(Some records)
━━━

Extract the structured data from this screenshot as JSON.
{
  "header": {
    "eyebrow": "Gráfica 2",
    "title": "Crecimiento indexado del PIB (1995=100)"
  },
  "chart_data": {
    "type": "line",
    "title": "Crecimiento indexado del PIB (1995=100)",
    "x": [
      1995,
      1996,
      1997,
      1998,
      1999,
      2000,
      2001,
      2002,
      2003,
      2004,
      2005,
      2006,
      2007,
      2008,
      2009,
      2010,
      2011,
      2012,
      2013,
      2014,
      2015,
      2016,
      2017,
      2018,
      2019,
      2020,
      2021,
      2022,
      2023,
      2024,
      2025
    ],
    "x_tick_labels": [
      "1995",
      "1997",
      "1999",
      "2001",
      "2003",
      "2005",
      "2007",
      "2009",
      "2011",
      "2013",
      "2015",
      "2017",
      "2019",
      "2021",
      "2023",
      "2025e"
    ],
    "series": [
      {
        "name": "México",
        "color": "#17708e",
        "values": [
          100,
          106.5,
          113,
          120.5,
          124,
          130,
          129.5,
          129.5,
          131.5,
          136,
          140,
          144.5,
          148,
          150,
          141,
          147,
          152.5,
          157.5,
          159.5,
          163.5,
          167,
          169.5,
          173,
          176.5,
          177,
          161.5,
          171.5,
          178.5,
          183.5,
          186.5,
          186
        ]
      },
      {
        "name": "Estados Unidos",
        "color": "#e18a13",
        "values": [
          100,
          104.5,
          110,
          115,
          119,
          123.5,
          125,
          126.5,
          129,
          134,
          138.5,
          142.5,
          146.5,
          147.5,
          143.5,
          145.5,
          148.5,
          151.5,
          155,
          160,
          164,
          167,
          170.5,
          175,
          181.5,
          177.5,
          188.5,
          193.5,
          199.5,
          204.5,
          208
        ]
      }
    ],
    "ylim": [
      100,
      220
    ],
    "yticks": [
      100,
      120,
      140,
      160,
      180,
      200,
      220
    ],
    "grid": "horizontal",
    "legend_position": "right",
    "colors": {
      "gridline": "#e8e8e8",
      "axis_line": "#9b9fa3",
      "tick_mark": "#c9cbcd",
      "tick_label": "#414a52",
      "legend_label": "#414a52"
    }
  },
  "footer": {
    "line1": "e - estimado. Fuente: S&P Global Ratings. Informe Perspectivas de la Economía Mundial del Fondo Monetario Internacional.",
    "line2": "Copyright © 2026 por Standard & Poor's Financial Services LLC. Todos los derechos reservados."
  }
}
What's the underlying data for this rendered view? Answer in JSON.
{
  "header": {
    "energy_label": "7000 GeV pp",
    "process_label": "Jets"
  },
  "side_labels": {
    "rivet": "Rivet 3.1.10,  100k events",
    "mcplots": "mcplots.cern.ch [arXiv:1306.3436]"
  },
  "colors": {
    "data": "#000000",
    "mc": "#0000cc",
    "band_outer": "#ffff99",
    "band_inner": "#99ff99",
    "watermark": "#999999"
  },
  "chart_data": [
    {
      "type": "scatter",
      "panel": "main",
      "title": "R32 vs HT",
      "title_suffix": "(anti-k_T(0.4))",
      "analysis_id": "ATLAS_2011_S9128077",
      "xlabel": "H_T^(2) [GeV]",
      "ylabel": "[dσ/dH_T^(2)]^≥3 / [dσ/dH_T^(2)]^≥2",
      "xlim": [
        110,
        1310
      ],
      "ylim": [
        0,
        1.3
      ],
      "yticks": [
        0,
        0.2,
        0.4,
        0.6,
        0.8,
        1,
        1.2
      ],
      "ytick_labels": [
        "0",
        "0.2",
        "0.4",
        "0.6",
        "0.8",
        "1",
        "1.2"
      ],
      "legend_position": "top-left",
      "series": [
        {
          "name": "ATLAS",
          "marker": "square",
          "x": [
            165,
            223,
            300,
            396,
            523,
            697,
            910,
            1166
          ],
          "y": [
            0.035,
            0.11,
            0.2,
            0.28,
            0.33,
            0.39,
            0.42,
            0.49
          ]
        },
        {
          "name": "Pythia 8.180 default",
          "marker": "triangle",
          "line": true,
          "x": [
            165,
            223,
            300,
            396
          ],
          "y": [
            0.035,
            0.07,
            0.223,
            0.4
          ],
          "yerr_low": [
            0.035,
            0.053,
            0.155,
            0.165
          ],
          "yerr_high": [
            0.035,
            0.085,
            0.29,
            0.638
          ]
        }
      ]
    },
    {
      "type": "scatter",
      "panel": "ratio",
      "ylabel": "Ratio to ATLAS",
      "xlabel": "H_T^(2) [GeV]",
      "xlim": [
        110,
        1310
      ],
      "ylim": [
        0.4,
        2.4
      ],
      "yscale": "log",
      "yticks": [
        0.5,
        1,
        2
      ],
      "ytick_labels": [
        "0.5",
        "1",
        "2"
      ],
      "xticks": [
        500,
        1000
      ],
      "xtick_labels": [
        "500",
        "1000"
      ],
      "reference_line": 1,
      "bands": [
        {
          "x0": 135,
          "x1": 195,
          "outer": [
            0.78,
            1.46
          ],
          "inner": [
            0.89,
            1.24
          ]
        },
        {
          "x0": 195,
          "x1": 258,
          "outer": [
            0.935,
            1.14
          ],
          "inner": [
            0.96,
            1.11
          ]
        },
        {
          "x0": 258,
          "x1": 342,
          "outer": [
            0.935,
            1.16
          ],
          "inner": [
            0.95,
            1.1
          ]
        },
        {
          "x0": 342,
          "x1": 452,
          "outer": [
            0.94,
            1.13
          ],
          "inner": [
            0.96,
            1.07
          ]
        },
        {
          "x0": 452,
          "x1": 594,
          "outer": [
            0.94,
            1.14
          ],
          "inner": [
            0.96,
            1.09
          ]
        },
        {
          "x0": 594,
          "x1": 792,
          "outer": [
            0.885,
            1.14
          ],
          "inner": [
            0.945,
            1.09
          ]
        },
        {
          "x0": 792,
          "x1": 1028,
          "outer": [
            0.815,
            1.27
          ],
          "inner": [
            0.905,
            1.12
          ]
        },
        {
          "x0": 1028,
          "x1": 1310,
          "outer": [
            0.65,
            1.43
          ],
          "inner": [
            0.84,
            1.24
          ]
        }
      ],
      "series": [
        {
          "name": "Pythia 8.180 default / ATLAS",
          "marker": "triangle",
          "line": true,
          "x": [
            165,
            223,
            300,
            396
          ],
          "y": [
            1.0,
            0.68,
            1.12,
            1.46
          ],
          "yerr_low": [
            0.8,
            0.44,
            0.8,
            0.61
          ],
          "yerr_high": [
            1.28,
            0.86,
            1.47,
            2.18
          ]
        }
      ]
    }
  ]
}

━━━

* _Directions for this task_:
Reproduce the material above without altering a single character.

* _Solution below_:
Extract the structured data from this screenshot as JSON.
{
  "header": {
    "eyebrow": "Gráfica 2",
    "title": "Crecimiento indexado del PIB (1995=100)"
  },
  "chart_data": {
    "type": "line",
    "title": "Crecimiento indexado del PIB (1995=100)",
    "x": [
      1995,
      1996,
      1997,
      1998,
      1999,
      2000,
      2001,
      2002,
      2003,
      2004,
      2005,
      2006,
      2007,
      2008,
      2009,
      2010,
      2011,
      2012,
      2013,
      2014,
      2015,
      2016,
      2017,
      2018,
      2019,
      2020,
      2021,
      2022,
      2023,
      2024,
      2025
    ],
    "x_tick_labels": [
      "1995",
      "1997",
      "1999",
      "2001",
      "2003",
      "2005",
      "2007",
      "2009",
      "2011",
      "2013",
      "2015",
      "2017",
      "2019",
      "2021",
      "2023",
      "2025e"
    ],
    "series": [
      {
        "name": "México",
        "color": "#17708e",
        "values": [
          100,
          106.5,
          113,
          120.5,
          124,
          130,
          129.5,
          129.5,
          131.5,
          136,
          140,
          144.5,
          148,
          150,
          141,
          147,
          152.5,
          157.5,
          159.5,
          163.5,
          167,
          169.5,
          173,
          176.5,
          177,
          161.5,
          171.5,
          178.5,
          183.5,
          186.5,
          186
        ]
      },
      {
        "name": "Estados Unidos",
        "color": "#e18a13",
        "values": [
          100,
          104.5,
          110,
          115,
          119,
          123.5,
          125,
          126.5,
          129,
          134,
          138.5,
          142.5,
          146.5,
          147.5,
          143.5,
          145.5,
          148.5,
          151.5,
          155,
          160,
          164,
          167,
          170.5,
          175,
          181.5,
          177.5,
          188.5,
          193.5,
          199.5,
          204.5,
          208
        ]
      }
    ],
    "ylim": [
      100,
      220
    ],
    "yticks": [
      100,
      120,
      140,
      160,
      180,
      200,
      220
    ],
    "grid": "horizontal",
    "legend_position": "right",
    "colors": {
      "gridline": "#e8e8e8",
      "axis_line": "#9b9fa3",
      "tick_mark": "#c9cbcd",
      "tick_label": "#414a52",
      "legend_label": "#414a52"
    }
  },
  "footer": {
    "line1": "e - estimado. Fuente: S&P Global Ratings. Informe Perspectivas de la Economía Mundial del Fondo Monetario Internacional.",
    "line2": "Copyright © 2026 por Standard & Poor's Financial Services LLC. Todos los derechos reservados."
  }
}
What's the underlying data for this rendered view? Answer in JSON.
{
  "header": {
    "energy_label": "7000 GeV pp",
    "process_label": "Jets"
  },
  "side_labels": {
    "rivet": "Rivet 3.1.10,  100k events",
    "mcplots": "mcplots.cern.ch [arXiv:1306.3436]"
  },
  "colors": {
    "data": "#000000",
    "mc": "#0000cc",
    "band_outer": "#ffff99",
    "band_inner": "#99ff99",
    "watermark": "#999999"
  },
  "chart_data": [
    {
      "type": "scatter",
      "panel": "main",
      "title": "R32 vs HT",
      "title_suffix": "(anti-k_T(0.4))",
      "analysis_id": "ATLAS_2011_S9128077",
      "xlabel": "H_T^(2) [GeV]",
      "ylabel": "[dσ/dH_T^(2)]^≥3 / [dσ/dH_T^(2)]^≥2",
      "xlim": [
        110,
        1310
      ],
      "ylim": [
        0,
        1.3
      ],
      "yticks": [
        0,
        0.2,
        0.4,
        0.6,
        0.8,
        1,
        1.2
      ],
      "ytick_labels": [
        "0",
        "0.2",
        "0.4",
        "0.6",
        "0.8",
        "1",
        "1.2"
      ],
      "legend_position": "top-left",
      "series": [
        {
          "name": "ATLAS",
          "marker": "square",
          "x": [
            165,
            223,
            300,
            396,
            523,
            697,
            910,
            1166
          ],
          "y": [
            0.035,
            0.11,
            0.2,
            0.28,
            0.33,
            0.39,
            0.42,
            0.49
          ]
        },
        {
          "name": "Pythia 8.180 default",
          "marker": "triangle",
          "line": true,
          "x": [
            165,
            223,
            300,
            396
          ],
          "y": [
            0.035,
            0.07,
            0.223,
            0.4
          ],
          "yerr_low": [
            0.035,
            0.053,
            0.155,
            0.165
          ],
          "yerr_high": [
            0.035,
            0.085,
            0.29,
            0.638
          ]
        }
      ]
    },
    {
      "type": "scatter",
      "panel": "ratio",
      "ylabel": "Ratio to ATLAS",
      "xlabel": "H_T^(2) [GeV]",
      "xlim": [
        110,
        1310
      ],
      "ylim": [
        0.4,
        2.4
      ],
      "yscale": "log",
      "yticks": [
        0.5,
        1,
        2
      ],
      "ytick_labels": [
        "0.5",
        "1",
        "2"
      ],
      "xticks": [
        500,
        1000
      ],
      "xtick_labels": [
        "500",
        "1000"
      ],
      "reference_line": 1,
      "bands": [
        {
          "x0": 135,
          "x1": 195,
          "outer": [
            0.78,
            1.46
          ],
          "inner": [
            0.89,
            1.24
          ]
        },
        {
          "x0": 195,
          "x1": 258,
          "outer": [
            0.935,
            1.14
          ],
          "inner": [
            0.96,
            1.11
          ]
        },
        {
          "x0": 258,
          "x1": 342,
          "outer": [
            0.935,
            1.16
          ],
          "inner": [
            0.95,
            1.1
          ]
        },
        {
          "x0": 342,
          "x1": 452,
          "outer": [
            0.94,
            1.13
          ],
          "inner": [
            0.96,
            1.07
          ]
        },
        {
          "x0": 452,
          "x1": 594,
          "outer": [
            0.94,
            1.14
          ],
          "inner": [
            0.96,
            1.09
          ]
        },
        {
          "x0": 594,
          "x1": 792,
          "outer": [
            0.885,
            1.14
          ],
          "inner": [
            0.945,
            1.09
          ]
        },
        {
          "x0": 792,
          "x1": 1028,
          "outer": [
            0.815,
            1.27
          ],
          "inner": [
            0.905,
            1.12
          ]
        },
        {
          "x0": 1028,
          "x1": 1310,
          "outer": [
            0.65,
            1.43
          ],
          "inner": [
            0.84,
            1.24
          ]
        }
      ],
      "series": [
        {
          "name": "Pythia 8.180 default / ATLAS",
          "marker": "triangle",
          "line": true,
          "x": [
            165,
            223,
            300,
            396
          ],
          "y": [
            1.0,
            0.68,
            1.12,
            1.46
          ],
          "yerr_low": [
            0.8,
            0.44,
            0.8,
            0.61
          ],
          "yerr_high": [
            1.28,
            0.86,
            1.47,
            2.18
          ]
        }
      ]
    }
  ]
}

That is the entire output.